------ Excerpted records ------

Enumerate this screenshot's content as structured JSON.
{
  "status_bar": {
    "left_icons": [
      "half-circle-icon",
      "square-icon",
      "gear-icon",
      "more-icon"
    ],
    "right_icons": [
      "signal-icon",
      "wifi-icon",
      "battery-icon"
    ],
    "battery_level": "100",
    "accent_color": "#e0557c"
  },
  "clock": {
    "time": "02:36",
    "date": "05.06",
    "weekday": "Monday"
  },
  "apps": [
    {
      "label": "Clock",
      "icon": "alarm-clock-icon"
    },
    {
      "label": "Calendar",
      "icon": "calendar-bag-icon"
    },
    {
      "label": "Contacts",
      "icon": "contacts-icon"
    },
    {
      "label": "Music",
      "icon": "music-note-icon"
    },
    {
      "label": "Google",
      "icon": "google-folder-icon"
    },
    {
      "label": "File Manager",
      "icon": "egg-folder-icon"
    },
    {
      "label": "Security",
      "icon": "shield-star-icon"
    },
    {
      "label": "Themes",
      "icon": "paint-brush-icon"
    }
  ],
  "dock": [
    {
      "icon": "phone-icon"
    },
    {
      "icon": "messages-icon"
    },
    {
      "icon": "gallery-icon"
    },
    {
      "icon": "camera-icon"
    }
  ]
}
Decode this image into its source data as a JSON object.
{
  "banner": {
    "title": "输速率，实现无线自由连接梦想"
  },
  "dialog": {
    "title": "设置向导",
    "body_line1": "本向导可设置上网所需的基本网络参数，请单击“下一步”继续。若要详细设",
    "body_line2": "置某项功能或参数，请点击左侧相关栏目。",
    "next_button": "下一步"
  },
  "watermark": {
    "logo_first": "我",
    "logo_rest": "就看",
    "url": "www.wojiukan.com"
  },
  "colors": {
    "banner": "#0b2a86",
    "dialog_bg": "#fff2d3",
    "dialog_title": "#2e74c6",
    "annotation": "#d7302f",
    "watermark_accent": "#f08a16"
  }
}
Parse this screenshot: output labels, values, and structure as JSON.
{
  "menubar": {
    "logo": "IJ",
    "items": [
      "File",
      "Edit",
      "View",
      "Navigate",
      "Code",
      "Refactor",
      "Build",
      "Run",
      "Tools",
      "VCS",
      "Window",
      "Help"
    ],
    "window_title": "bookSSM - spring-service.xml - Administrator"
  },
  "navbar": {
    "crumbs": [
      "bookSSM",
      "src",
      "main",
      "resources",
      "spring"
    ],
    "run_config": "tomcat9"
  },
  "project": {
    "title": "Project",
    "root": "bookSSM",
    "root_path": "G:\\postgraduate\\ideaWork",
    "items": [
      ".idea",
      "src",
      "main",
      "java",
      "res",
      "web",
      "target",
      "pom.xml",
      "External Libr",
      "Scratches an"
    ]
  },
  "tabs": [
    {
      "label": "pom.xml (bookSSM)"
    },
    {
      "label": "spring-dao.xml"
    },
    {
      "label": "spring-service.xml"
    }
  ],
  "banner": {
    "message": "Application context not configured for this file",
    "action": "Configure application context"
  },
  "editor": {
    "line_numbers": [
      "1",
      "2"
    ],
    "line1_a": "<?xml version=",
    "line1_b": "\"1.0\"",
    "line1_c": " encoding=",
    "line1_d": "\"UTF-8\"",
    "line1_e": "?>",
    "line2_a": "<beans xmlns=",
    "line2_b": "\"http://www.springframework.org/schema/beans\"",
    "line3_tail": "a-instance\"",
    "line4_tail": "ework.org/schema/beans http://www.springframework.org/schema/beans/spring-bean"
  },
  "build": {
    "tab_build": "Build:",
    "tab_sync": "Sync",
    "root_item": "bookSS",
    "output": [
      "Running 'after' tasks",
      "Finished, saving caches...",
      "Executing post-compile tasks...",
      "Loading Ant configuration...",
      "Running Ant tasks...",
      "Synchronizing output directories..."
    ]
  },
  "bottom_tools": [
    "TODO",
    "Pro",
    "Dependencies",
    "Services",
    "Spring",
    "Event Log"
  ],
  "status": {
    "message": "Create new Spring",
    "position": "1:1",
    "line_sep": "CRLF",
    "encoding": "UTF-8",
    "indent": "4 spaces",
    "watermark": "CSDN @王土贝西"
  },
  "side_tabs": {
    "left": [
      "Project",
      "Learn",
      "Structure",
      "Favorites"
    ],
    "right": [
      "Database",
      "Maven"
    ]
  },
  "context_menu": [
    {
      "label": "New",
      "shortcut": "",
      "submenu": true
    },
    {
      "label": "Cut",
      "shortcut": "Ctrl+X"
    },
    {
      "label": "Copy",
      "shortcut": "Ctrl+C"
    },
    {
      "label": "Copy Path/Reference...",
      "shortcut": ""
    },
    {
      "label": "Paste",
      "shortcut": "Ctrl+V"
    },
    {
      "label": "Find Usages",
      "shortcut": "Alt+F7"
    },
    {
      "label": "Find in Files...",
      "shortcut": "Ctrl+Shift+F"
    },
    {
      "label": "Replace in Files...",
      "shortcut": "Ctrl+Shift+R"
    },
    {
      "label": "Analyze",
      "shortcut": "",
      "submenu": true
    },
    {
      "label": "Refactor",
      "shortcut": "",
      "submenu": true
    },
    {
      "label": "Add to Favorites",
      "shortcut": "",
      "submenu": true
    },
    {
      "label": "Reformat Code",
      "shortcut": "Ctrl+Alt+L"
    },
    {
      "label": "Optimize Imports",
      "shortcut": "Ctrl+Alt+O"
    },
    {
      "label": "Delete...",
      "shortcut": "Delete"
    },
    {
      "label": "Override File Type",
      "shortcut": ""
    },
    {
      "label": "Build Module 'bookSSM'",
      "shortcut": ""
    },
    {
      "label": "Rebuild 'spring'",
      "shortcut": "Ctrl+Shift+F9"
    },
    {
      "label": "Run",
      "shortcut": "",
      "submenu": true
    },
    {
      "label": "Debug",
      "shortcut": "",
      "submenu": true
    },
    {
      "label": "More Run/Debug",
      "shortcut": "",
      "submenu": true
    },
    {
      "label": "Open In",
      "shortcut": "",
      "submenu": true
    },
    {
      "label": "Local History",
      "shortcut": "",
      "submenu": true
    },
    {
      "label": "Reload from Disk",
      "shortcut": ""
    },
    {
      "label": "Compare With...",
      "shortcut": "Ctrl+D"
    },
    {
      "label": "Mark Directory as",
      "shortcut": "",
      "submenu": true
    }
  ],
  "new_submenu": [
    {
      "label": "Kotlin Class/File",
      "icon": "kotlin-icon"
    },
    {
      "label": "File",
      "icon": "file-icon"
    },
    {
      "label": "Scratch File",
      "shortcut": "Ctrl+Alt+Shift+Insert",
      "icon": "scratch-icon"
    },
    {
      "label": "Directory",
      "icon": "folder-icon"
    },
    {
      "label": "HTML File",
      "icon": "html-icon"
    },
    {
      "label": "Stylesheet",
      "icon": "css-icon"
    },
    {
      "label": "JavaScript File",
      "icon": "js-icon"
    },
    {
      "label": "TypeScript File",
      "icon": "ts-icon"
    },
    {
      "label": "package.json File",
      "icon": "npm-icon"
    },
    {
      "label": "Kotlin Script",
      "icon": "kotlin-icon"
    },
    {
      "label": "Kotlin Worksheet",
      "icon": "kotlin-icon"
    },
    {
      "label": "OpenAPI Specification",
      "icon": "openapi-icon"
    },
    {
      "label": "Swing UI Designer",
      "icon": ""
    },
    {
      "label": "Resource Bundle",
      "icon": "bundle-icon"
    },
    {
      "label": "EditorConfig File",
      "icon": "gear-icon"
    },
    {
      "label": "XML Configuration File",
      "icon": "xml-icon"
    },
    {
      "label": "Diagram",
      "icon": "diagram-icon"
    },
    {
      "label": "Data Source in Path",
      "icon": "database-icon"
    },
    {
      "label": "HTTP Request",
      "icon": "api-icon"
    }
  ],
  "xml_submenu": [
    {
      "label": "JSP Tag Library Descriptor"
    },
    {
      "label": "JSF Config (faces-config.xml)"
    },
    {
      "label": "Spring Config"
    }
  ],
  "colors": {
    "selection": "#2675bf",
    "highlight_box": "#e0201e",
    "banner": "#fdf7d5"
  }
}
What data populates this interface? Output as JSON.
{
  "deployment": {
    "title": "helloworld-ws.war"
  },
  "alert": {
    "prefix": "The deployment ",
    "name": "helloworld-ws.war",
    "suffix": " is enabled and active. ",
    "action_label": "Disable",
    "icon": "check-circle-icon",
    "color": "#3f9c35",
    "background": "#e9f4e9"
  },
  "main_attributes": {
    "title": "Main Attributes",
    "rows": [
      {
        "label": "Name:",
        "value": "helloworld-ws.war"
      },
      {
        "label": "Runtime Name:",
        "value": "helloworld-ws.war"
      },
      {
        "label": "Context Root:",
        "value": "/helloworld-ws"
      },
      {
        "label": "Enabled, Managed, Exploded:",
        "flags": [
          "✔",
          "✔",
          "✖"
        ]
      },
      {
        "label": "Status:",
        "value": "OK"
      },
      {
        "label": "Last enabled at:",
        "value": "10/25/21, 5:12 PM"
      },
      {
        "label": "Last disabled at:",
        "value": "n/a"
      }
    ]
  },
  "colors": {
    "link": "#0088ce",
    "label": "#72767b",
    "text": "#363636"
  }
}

------

From the entries, copy out each line containing the word "tasks".

--- Task result ---
      "Running 'after' tasks",
      "Executing post-compile tasks...",
      "Running Ant tasks...",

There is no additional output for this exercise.